## Extract

Having being assigned the responsibility to organise such a kind of mathematical competition for a school, the authors thought it would be much fun if it were an open competition, much like a multiplayer Who Wants to be a Millionaire (http://www.millionairetv.com), where each participant were assigned a networked computer to play the game, yet it were possible see the global status of the competition on a big screen, so that the crowd could participate too by cheering their favourite players. That is how Trivia Mathematica was born, as a tool to make this dream possible.

Developing this kind of tools poses interesting technical challenges, which partially explain why most available applications of the kind have practically no mathematical content: mathematical questions frecuently include mathematical notation, which is harder to produce, requires complex encoding and it is difficult to represent on screen; otherwise, mathematical questions frequently include graphics, or even animations. Common applications of the kind require their questions to be represented in one to three lines of plain text, while their choices are a only few characters each. Furthermore, they are closed, propietary applications whose question databases are protected and cannot be modified by users, so they are not customizable to the particular needs of a school's mathematical competition.

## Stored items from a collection
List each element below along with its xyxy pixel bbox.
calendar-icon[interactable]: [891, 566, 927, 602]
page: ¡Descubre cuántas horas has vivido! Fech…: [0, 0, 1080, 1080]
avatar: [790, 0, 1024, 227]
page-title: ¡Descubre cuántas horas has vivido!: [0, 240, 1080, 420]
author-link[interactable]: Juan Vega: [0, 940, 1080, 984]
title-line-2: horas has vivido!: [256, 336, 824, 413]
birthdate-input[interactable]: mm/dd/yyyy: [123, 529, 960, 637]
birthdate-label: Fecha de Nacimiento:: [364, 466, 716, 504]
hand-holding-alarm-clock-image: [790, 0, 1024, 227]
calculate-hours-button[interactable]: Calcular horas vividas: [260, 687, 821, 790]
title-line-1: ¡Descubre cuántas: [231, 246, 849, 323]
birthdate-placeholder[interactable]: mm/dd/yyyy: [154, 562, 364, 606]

## Activities
#1 Which features that mathematical questions often include does the Trivia Mathematica passage name as reasons such tools are hard to build?
#2 Could you write the next part of the Trivia Mathematica passage, picking up after its final sentence?
This material is separate from the Trivia Mathematica passage.

## Answers by item
#1 Mathematical notation, graphics, and animations.

#2
Trivia Mathematica is an open source, standard-based application for open mathematical competitions. It is implemented in Java and uses Remote Method Invocation (RMI) and HTTP to implement a client-server architecture. Questions are required to be encoded following IMS Question & Test Interoperatibility Specification, and they are rendered on screen using the MathAssessEngine (https://www.wiki.ed.ac.uk/display/Physics/MathAssessEngine). It provides an administration panel for common operations on users, questions, categories, topics and competitions, and a player's graphical users interface inspired on the GameHouse Trivia Machine game (http://www.gamehouse.com/download-games/trivia-machine).

The paper describes Trivia Mathematica design and implementation, scope, limitations and future work. It also includes first impressions from a try out in a mathematical competition for mathematical basic education.
Keywords:
mathematical competition, trivia game, qti.